_Problem details_: Extract the listing below in full, unchanged.

——

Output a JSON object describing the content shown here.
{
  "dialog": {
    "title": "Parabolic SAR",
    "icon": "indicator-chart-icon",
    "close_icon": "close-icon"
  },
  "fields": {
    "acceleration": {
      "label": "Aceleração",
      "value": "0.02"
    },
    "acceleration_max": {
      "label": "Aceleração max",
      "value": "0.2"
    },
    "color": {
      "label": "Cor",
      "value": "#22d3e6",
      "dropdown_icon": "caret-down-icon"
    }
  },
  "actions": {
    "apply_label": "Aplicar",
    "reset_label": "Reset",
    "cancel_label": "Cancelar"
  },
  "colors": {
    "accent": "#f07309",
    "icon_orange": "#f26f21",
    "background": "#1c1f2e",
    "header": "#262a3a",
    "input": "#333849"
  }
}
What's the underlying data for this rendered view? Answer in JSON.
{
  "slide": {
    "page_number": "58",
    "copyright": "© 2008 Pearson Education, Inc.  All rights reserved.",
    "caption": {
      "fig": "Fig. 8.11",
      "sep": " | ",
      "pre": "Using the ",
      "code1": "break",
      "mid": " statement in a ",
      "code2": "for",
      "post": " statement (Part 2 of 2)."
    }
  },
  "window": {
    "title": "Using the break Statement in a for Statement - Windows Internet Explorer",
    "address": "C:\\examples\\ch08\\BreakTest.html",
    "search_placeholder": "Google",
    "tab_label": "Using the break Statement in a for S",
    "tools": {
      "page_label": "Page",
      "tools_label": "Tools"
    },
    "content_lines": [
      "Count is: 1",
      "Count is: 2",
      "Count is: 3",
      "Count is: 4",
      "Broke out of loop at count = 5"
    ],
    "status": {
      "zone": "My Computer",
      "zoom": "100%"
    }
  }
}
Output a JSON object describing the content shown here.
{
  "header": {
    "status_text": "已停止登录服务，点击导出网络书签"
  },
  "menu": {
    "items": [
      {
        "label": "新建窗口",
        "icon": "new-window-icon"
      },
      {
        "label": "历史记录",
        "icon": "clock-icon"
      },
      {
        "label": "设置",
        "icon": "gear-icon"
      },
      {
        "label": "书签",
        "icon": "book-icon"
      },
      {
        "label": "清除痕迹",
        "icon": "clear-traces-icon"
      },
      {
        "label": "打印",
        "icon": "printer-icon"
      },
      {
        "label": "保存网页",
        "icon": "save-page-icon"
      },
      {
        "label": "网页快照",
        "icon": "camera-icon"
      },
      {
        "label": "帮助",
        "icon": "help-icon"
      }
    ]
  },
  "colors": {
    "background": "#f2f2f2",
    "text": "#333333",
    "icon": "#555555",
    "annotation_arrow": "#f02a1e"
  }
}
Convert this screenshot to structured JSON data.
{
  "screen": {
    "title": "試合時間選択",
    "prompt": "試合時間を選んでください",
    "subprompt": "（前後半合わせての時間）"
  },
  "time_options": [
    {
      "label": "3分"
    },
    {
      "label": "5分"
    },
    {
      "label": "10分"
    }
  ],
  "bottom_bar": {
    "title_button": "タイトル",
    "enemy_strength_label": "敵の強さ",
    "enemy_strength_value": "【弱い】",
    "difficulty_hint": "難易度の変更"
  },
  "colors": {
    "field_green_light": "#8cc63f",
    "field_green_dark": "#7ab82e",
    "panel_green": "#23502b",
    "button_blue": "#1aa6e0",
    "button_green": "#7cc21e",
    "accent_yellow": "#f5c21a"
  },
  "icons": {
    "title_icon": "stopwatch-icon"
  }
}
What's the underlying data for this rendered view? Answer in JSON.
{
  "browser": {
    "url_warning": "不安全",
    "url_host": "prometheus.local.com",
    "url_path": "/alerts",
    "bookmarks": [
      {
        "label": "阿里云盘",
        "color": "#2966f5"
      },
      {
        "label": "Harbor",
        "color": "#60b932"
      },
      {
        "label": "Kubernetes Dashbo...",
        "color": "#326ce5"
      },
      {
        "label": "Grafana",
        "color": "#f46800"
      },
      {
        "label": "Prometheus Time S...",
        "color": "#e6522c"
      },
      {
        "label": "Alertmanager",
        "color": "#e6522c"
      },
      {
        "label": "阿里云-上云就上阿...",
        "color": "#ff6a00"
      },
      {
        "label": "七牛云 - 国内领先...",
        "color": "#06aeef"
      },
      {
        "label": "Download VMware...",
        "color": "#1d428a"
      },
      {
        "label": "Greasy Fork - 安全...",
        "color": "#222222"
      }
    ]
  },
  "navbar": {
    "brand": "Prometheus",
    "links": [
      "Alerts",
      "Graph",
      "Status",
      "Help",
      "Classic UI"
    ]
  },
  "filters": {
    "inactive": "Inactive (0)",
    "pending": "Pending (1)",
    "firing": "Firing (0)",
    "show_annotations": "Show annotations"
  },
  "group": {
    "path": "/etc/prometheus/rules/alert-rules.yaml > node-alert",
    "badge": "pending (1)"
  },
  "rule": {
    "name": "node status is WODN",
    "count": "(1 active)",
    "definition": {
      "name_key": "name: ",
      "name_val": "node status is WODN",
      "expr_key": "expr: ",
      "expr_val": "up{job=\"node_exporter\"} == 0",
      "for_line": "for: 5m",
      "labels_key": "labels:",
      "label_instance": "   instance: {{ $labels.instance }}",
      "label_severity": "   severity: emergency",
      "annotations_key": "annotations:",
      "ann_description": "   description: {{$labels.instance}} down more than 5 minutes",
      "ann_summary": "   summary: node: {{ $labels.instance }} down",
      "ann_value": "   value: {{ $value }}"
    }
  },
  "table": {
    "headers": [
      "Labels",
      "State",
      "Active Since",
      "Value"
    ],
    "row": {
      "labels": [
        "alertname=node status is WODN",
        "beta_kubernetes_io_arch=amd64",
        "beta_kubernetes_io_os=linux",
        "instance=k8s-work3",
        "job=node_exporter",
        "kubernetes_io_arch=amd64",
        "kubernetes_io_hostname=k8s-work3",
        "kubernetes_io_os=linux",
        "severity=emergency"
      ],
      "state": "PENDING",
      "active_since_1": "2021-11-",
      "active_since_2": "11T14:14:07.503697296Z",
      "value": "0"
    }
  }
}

——

_Task result_:
Output a JSON object describing the content shown here.
{
  "dialog": {
    "title": "Parabolic SAR",
    "icon": "indicator-chart-icon",
    "close_icon": "close-icon"
  },
  "fields": {
    "acceleration": {
      "label": "Aceleração",
      "value": "0.02"
    },
    "acceleration_max": {
      "label": "Aceleração max",
      "value": "0.2"
    },
    "color": {
      "label": "Cor",
      "value": "#22d3e6",
      "dropdown_icon": "caret-down-icon"
    }
  },
  "actions": {
    "apply_label": "Aplicar",
    "reset_label": "Reset",
    "cancel_label": "Cancelar"
  },
  "colors": {
    "accent": "#f07309",
    "icon_orange": "#f26f21",
    "background": "#1c1f2e",
    "header": "#262a3a",
    "input": "#333849"
  }
}
What's the underlying data for this rendered view? Answer in JSON.
{
  "slide": {
    "page_number": "58",
    "copyright": "© 2008 Pearson Education, Inc.  All rights reserved.",
    "caption": {
      "fig": "Fig. 8.11",
      "sep": " | ",
      "pre": "Using the ",
      "code1": "break",
      "mid": " statement in a ",
      "code2": "for",
      "post": " statement (Part 2 of 2)."
    }
  },
  "window": {
    "title": "Using the break Statement in a for Statement - Windows Internet Explorer",
    "address": "C:\\examples\\ch08\\BreakTest.html",
    "search_placeholder": "Google",
    "tab_label": "Using the break Statement in a for S",
    "tools": {
      "page_label": "Page",
      "tools_label": "Tools"
    },
    "content_lines": [
      "Count is: 1",
      "Count is: 2",
      "Count is: 3",
      "Count is: 4",
      "Broke out of loop at count = 5"
    ],
    "status": {
      "zone": "My Computer",
      "zoom": "100%"
    }
  }
}
Output a JSON object describing the content shown here.
{
  "header": {
    "status_text": "已停止登录服务，点击导出网络书签"
  },
  "menu": {
    "items": [
      {
        "label": "新建窗口",
        "icon": "new-window-icon"
      },
      {
        "label": "历史记录",
        "icon": "clock-icon"
      },
      {
        "label": "设置",
        "icon": "gear-icon"
      },
      {
        "label": "书签",
        "icon": "book-icon"
      },
      {
        "label": "清除痕迹",
        "icon": "clear-traces-icon"
      },
      {
        "label": "打印",
        "icon": "printer-icon"
      },
      {
        "label": "保存网页",
        "icon": "save-page-icon"
      },
      {
        "label": "网页快照",
        "icon": "camera-icon"
      },
      {
        "label": "帮助",
        "icon": "help-icon"
      }
    ]
  },
  "colors": {
    "background": "#f2f2f2",
    "text": "#333333",
    "icon": "#555555",
    "annotation_arrow": "#f02a1e"
  }
}
Convert this screenshot to structured JSON data.
{
  "screen": {
    "title": "試合時間選択",
    "prompt": "試合時間を選んでください",
    "subprompt": "（前後半合わせての時間）"
  },
  "time_options": [
    {
      "label": "3分"
    },
    {
      "label": "5分"
    },
    {
      "label": "10分"
    }
  ],
  "bottom_bar": {
    "title_button": "タイトル",
    "enemy_strength_label": "敵の強さ",
    "enemy_strength_value": "【弱い】",
    "difficulty_hint": "難易度の変更"
  },
  "colors": {
    "field_green_light": "#8cc63f",
    "field_green_dark": "#7ab82e",
    "panel_green": "#23502b",
    "button_blue": "#1aa6e0",
    "button_green": "#7cc21e",
    "accent_yellow": "#f5c21a"
  },
  "icons": {
    "title_icon": "stopwatch-icon"
  }
}
What's the underlying data for this rendered view? Answer in JSON.
{
  "browser": {
    "url_warning": "不安全",
    "url_host": "prometheus.local.com",
    "url_path": "/alerts",
    "bookmarks": [
      {
        "label": "阿里云盘",
        "color": "#2966f5"
      },
      {
        "label": "Harbor",
        "color": "#60b932"
      },
      {
        "label": "Kubernetes Dashbo...",
        "color": "#326ce5"
      },
      {
        "label": "Grafana",
        "color": "#f46800"
      },
      {
        "label": "Prometheus Time S...",
        "color": "#e6522c"
      },
      {
        "label": "Alertmanager",
        "color": "#e6522c"
      },
      {
        "label": "阿里云-上云就上阿...",
        "color": "#ff6a00"
      },
      {
        "label": "七牛云 - 国内领先...",
        "color": "#06aeef"
      },
      {
        "label": "Download VMware...",
        "color": "#1d428a"
      },
      {
        "label": "Greasy Fork - 安全...",
        "color": "#222222"
      }
    ]
  },
  "navbar": {
    "brand": "Prometheus",
    "links": [
      "Alerts",
      "Graph",
      "Status",
      "Help",
      "Classic UI"
    ]
  },
  "filters": {
    "inactive": "Inactive (0)",
    "pending": "Pending (1)",
    "firing": "Firing (0)",
    "show_annotations": "Show annotations"
  },
  "group": {
    "path": "/etc/prometheus/rules/alert-rules.yaml > node-alert",
    "badge": "pending (1)"
  },
  "rule": {
    "name": "node status is WODN",
    "count": "(1 active)",
    "definition": {
      "name_key": "name: ",
      "name_val": "node status is WODN",
      "expr_key": "expr: ",
      "expr_val": "up{job=\"node_exporter\"} == 0",
      "for_line": "for: 5m",
      "labels_key": "labels:",
      "label_instance": "   instance: {{ $labels.instance }}",
      "label_severity": "   severity: emergency",
      "annotations_key": "annotations:",
      "ann_description": "   description: {{$labels.instance}} down more than 5 minutes",
      "ann_summary": "   summary: node: {{ $labels.instance }} down",
      "ann_value": "   value: {{ $value }}"
    }
  },
  "table": {
    "headers": [
      "Labels",
      "State",
      "Active Since",
      "Value"
    ],
    "row": {
      "labels": [
        "alertname=node status is WODN",
        "beta_kubernetes_io_arch=amd64",
        "beta_kubernetes_io_os=linux",
        "instance=k8s-work3",
        "job=node_exporter",
        "kubernetes_io_arch=amd64",
        "kubernetes_io_hostname=k8s-work3",
        "kubernetes_io_os=linux",
        "severity=emergency"
      ],
      "state": "PENDING",
      "active_since_1": "2021-11-",
      "active_since_2": "11T14:14:07.503697296Z",
      "value": "0"
    }
  }
}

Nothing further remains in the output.